» **What the task asks**:
Leave out any pictures and transcribe all other data below exactly.

» **Input data**:
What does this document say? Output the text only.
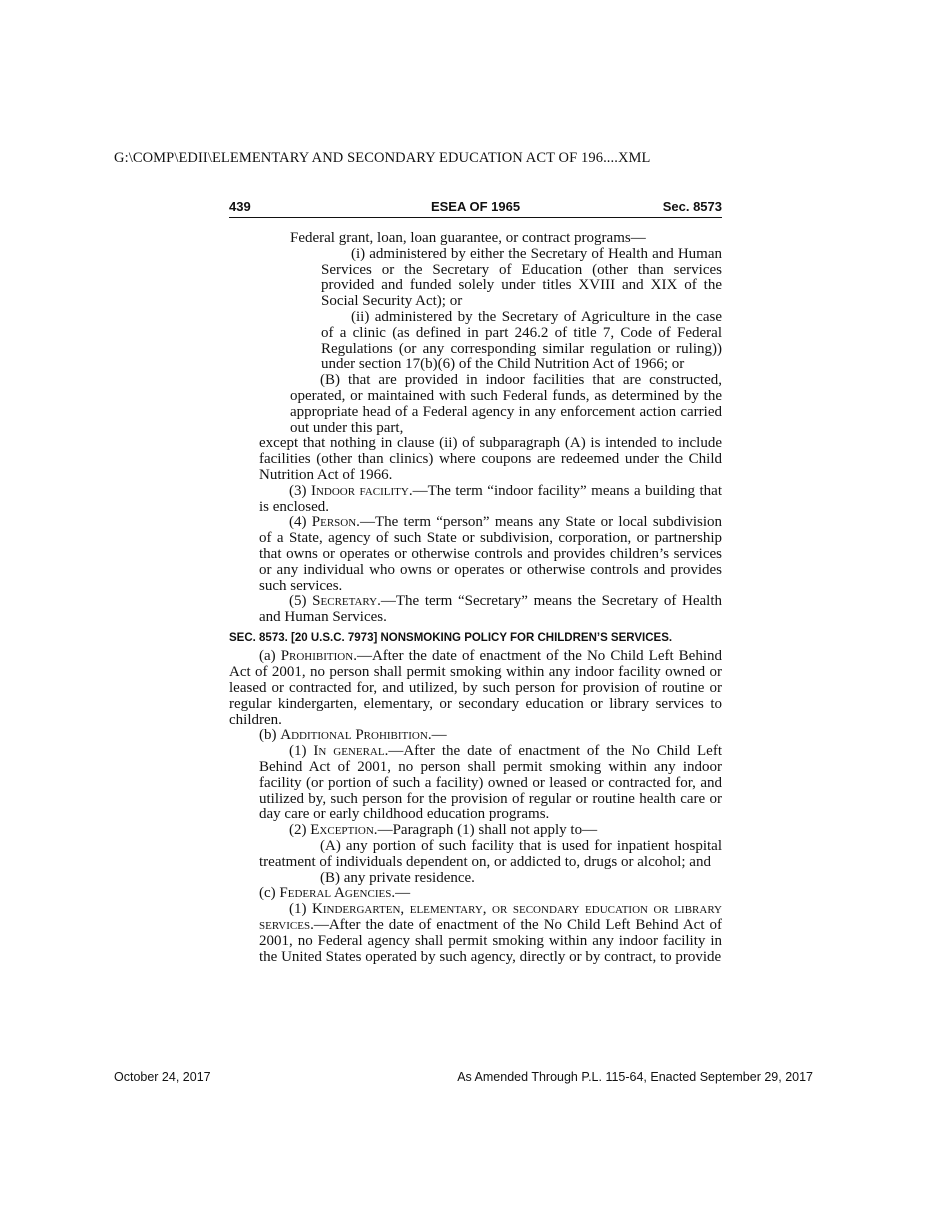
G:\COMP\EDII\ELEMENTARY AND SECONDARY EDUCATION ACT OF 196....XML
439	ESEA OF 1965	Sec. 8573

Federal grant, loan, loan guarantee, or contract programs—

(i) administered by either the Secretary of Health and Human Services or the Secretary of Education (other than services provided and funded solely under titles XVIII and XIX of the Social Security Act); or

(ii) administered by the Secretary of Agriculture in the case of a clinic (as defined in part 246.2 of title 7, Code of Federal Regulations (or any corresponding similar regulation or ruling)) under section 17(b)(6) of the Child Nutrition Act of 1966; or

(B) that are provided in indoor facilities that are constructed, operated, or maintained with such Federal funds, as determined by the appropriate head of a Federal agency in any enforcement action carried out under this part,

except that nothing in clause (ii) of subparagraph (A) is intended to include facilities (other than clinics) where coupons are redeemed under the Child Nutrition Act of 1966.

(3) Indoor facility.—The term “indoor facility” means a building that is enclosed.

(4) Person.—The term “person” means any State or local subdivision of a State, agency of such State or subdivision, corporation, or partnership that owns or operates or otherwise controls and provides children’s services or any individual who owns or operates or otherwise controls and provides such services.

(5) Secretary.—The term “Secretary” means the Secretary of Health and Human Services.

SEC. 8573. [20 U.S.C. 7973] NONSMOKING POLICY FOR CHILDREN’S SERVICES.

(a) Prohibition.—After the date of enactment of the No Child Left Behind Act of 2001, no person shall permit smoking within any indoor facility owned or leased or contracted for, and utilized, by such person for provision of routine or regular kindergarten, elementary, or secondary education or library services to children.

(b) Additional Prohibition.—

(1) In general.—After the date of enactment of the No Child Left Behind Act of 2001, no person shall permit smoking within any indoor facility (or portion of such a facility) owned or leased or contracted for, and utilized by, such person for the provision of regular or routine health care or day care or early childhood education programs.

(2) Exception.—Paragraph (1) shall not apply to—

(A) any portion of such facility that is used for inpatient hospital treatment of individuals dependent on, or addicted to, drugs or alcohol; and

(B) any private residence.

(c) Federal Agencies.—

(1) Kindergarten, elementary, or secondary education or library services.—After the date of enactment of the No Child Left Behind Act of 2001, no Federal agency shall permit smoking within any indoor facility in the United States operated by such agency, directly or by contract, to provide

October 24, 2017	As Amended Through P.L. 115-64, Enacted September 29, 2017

» **Response to this exercise**:
What does this document say? Output the text only.
G:\COMP\EDII\ELEMENTARY AND SECONDARY EDUCATION ACT OF 196....XML
439	ESEA OF 1965	Sec. 8573

Federal grant, loan, loan guarantee, or contract programs—

(i) administered by either the Secretary of Health and Human Services or the Secretary of Education (other than services provided and funded solely under titles XVIII and XIX of the Social Security Act); or

(ii) administered by the Secretary of Agriculture in the case of a clinic (as defined in part 246.2 of title 7, Code of Federal Regulations (or any corresponding similar regulation or ruling)) under section 17(b)(6) of the Child Nutrition Act of 1966; or

(B) that are provided in indoor facilities that are constructed, operated, or maintained with such Federal funds, as determined by the appropriate head of a Federal agency in any enforcement action carried out under this part,

except that nothing in clause (ii) of subparagraph (A) is intended to include facilities (other than clinics) where coupons are redeemed under the Child Nutrition Act of 1966.

(3) Indoor facility.—The term “indoor facility” means a building that is enclosed.

(4) Person.—The term “person” means any State or local subdivision of a State, agency of such State or subdivision, corporation, or partnership that owns or operates or otherwise controls and provides children’s services or any individual who owns or operates or otherwise controls and provides such services.

(5) Secretary.—The term “Secretary” means the Secretary of Health and Human Services.

SEC. 8573. [20 U.S.C. 7973] NONSMOKING POLICY FOR CHILDREN’S SERVICES.

(a) Prohibition.—After the date of enactment of the No Child Left Behind Act of 2001, no person shall permit smoking within any indoor facility owned or leased or contracted for, and utilized, by such person for provision of routine or regular kindergarten, elementary, or secondary education or library services to children.

(b) Additional Prohibition.—

(1) In general.—After the date of enactment of the No Child Left Behind Act of 2001, no person shall permit smoking within any indoor facility (or portion of such a facility) owned or leased or contracted for, and utilized by, such person for the provision of regular or routine health care or day care or early childhood education programs.

(2) Exception.—Paragraph (1) shall not apply to—

(A) any portion of such facility that is used for inpatient hospital treatment of individuals dependent on, or addicted to, drugs or alcohol; and

(B) any private residence.

(c) Federal Agencies.—

(1) Kindergarten, elementary, or secondary education or library services.—After the date of enactment of the No Child Left Behind Act of 2001, no Federal agency shall permit smoking within any indoor facility in the United States operated by such agency, directly or by contract, to provide

October 24, 2017	As Amended Through P.L. 115-64, Enacted September 29, 2017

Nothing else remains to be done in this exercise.